GIVEN TASK »
Copy everything in the data below exactly except the pictures.

(Items from a figure collection)
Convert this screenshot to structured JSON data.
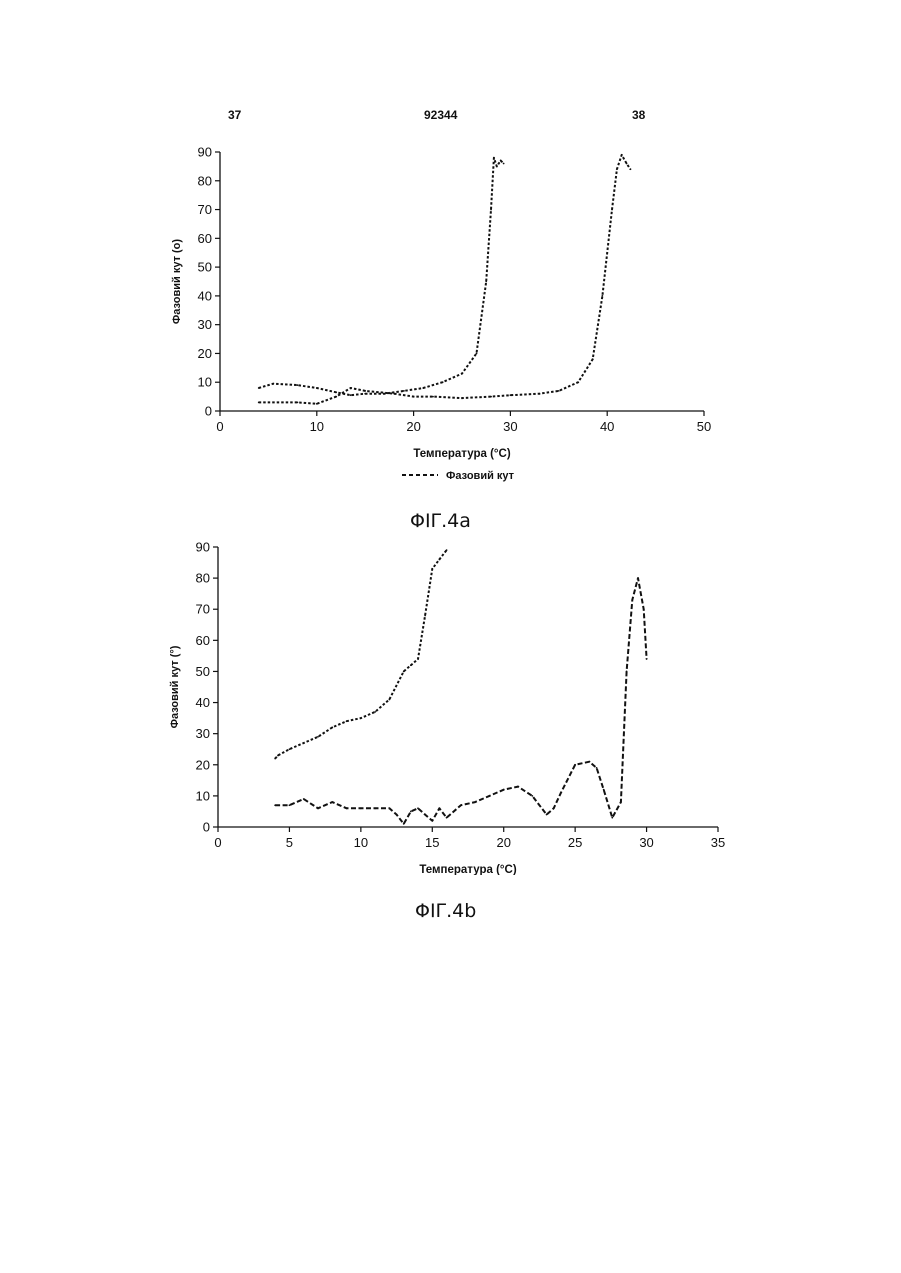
{
  "header": {
    "left": "37",
    "center": "92344",
    "right": "38"
  },
  "captions": {
    "fig_a": "ΦΙΓ.4a",
    "fig_b": "ΦΙΓ.4b"
  },
  "chart_data": [
    {
      "type": "line",
      "title": "",
      "xlabel": "Температура (°C)",
      "ylabel": "Фазовий кут (o)",
      "xlim": [
        0,
        50
      ],
      "ylim": [
        0,
        90
      ],
      "xticks": [
        0,
        10,
        20,
        30,
        40,
        50
      ],
      "yticks": [
        0,
        10,
        20,
        30,
        40,
        50,
        60,
        70,
        80,
        90
      ],
      "grid": false,
      "legend": {
        "position": "bottom",
        "entries": [
          "Фазовий кут"
        ]
      },
      "series": [
        {
          "name": "Фазовий кут",
          "style": "dotted",
          "x": [
            4,
            5.5,
            8,
            10,
            12,
            13.5,
            15,
            17,
            19,
            21,
            23,
            25,
            26.5,
            27.5,
            28,
            28.3,
            28.6,
            29,
            29.3
          ],
          "y": [
            8,
            9.5,
            9,
            8,
            6.5,
            5.5,
            6,
            6,
            7,
            8,
            10,
            13,
            20,
            45,
            70,
            88,
            85,
            87,
            86
          ]
        },
        {
          "name": "",
          "style": "dotted",
          "x": [
            4,
            6,
            8,
            10,
            12,
            13.5,
            15,
            18,
            20,
            22,
            25,
            28,
            30,
            33,
            35,
            37,
            38.5,
            39.5,
            40.5,
            41,
            41.5,
            42,
            42.4
          ],
          "y": [
            3,
            3,
            3,
            2.5,
            5,
            8,
            7,
            6,
            5,
            5,
            4.5,
            5,
            5.5,
            6,
            7,
            10,
            18,
            40,
            70,
            84,
            89,
            86,
            84
          ]
        }
      ]
    },
    {
      "type": "line",
      "title": "",
      "xlabel": "Температура (°C)",
      "ylabel": "Фазовий кут (°)",
      "xlim": [
        0,
        35
      ],
      "ylim": [
        0,
        90
      ],
      "xticks": [
        0,
        5,
        10,
        15,
        20,
        25,
        30,
        35
      ],
      "yticks": [
        0,
        10,
        20,
        30,
        40,
        50,
        60,
        70,
        80,
        90
      ],
      "grid": false,
      "legend": null,
      "series": [
        {
          "name": "",
          "style": "dotted",
          "x": [
            4,
            4.2,
            5,
            6,
            7,
            8,
            9,
            10,
            11,
            12,
            13,
            13.5,
            14,
            14.5,
            15,
            15.5,
            16
          ],
          "y": [
            22,
            23,
            25,
            27,
            29,
            32,
            34,
            35,
            37,
            41,
            50,
            52,
            54,
            68,
            83,
            86,
            89
          ]
        },
        {
          "name": "",
          "style": "dashed",
          "x": [
            4,
            5,
            6,
            7,
            8,
            9,
            10,
            11,
            12,
            12.5,
            13,
            13.5,
            14,
            14.5,
            15,
            15.5,
            16,
            17,
            18,
            19,
            20,
            21,
            22,
            23,
            23.5,
            24,
            25,
            26,
            26.5,
            27,
            27.6,
            28.2,
            28.6,
            29,
            29.4,
            29.8,
            30
          ],
          "y": [
            7,
            7,
            9,
            6,
            8,
            6,
            6,
            6,
            6,
            4,
            1,
            5,
            6,
            4,
            2,
            6,
            3,
            7,
            8,
            10,
            12,
            13,
            10,
            4,
            6,
            11,
            20,
            21,
            19,
            12,
            3,
            8,
            50,
            73,
            80,
            70,
            54
          ]
        }
      ]
    }
  ]
}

OUTPUT FOR THIS EXERCISE »
Convert this screenshot to structured JSON data.
{
  "header": {
    "left": "37",
    "center": "92344",
    "right": "38"
  },
  "captions": {
    "fig_a": "ΦΙΓ.4a",
    "fig_b": "ΦΙΓ.4b"
  },
  "chart_data": [
    {
      "type": "line",
      "title": "",
      "xlabel": "Температура (°C)",
      "ylabel": "Фазовий кут (o)",
      "xlim": [
        0,
        50
      ],
      "ylim": [
        0,
        90
      ],
      "xticks": [
        0,
        10,
        20,
        30,
        40,
        50
      ],
      "yticks": [
        0,
        10,
        20,
        30,
        40,
        50,
        60,
        70,
        80,
        90
      ],
      "grid": false,
      "legend": {
        "position": "bottom",
        "entries": [
          "Фазовий кут"
        ]
      },
      "series": [
        {
          "name": "Фазовий кут",
          "style": "dotted",
          "x": [
            4,
            5.5,
            8,
            10,
            12,
            13.5,
            15,
            17,
            19,
            21,
            23,
            25,
            26.5,
            27.5,
            28,
            28.3,
            28.6,
            29,
            29.3
          ],
          "y": [
            8,
            9.5,
            9,
            8,
            6.5,
            5.5,
            6,
            6,
            7,
            8,
            10,
            13,
            20,
            45,
            70,
            88,
            85,
            87,
            86
          ]
        },
        {
          "name": "",
          "style": "dotted",
          "x": [
            4,
            6,
            8,
            10,
            12,
            13.5,
            15,
            18,
            20,
            22,
            25,
            28,
            30,
            33,
            35,
            37,
            38.5,
            39.5,
            40.5,
            41,
            41.5,
            42,
            42.4
          ],
          "y": [
            3,
            3,
            3,
            2.5,
            5,
            8,
            7,
            6,
            5,
            5,
            4.5,
            5,
            5.5,
            6,
            7,
            10,
            18,
            40,
            70,
            84,
            89,
            86,
            84
          ]
        }
      ]
    },
    {
      "type": "line",
      "title": "",
      "xlabel": "Температура (°C)",
      "ylabel": "Фазовий кут (°)",
      "xlim": [
        0,
        35
      ],
      "ylim": [
        0,
        90
      ],
      "xticks": [
        0,
        5,
        10,
        15,
        20,
        25,
        30,
        35
      ],
      "yticks": [
        0,
        10,
        20,
        30,
        40,
        50,
        60,
        70,
        80,
        90
      ],
      "grid": false,
      "legend": null,
      "series": [
        {
          "name": "",
          "style": "dotted",
          "x": [
            4,
            4.2,
            5,
            6,
            7,
            8,
            9,
            10,
            11,
            12,
            13,
            13.5,
            14,
            14.5,
            15,
            15.5,
            16
          ],
          "y": [
            22,
            23,
            25,
            27,
            29,
            32,
            34,
            35,
            37,
            41,
            50,
            52,
            54,
            68,
            83,
            86,
            89
          ]
        },
        {
          "name": "",
          "style": "dashed",
          "x": [
            4,
            5,
            6,
            7,
            8,
            9,
            10,
            11,
            12,
            12.5,
            13,
            13.5,
            14,
            14.5,
            15,
            15.5,
            16,
            17,
            18,
            19,
            20,
            21,
            22,
            23,
            23.5,
            24,
            25,
            26,
            26.5,
            27,
            27.6,
            28.2,
            28.6,
            29,
            29.4,
            29.8,
            30
          ],
          "y": [
            7,
            7,
            9,
            6,
            8,
            6,
            6,
            6,
            6,
            4,
            1,
            5,
            6,
            4,
            2,
            6,
            3,
            7,
            8,
            10,
            12,
            13,
            10,
            4,
            6,
            11,
            20,
            21,
            19,
            12,
            3,
            8,
            50,
            73,
            80,
            70,
            54
          ]
        }
      ]
    }
  ]
}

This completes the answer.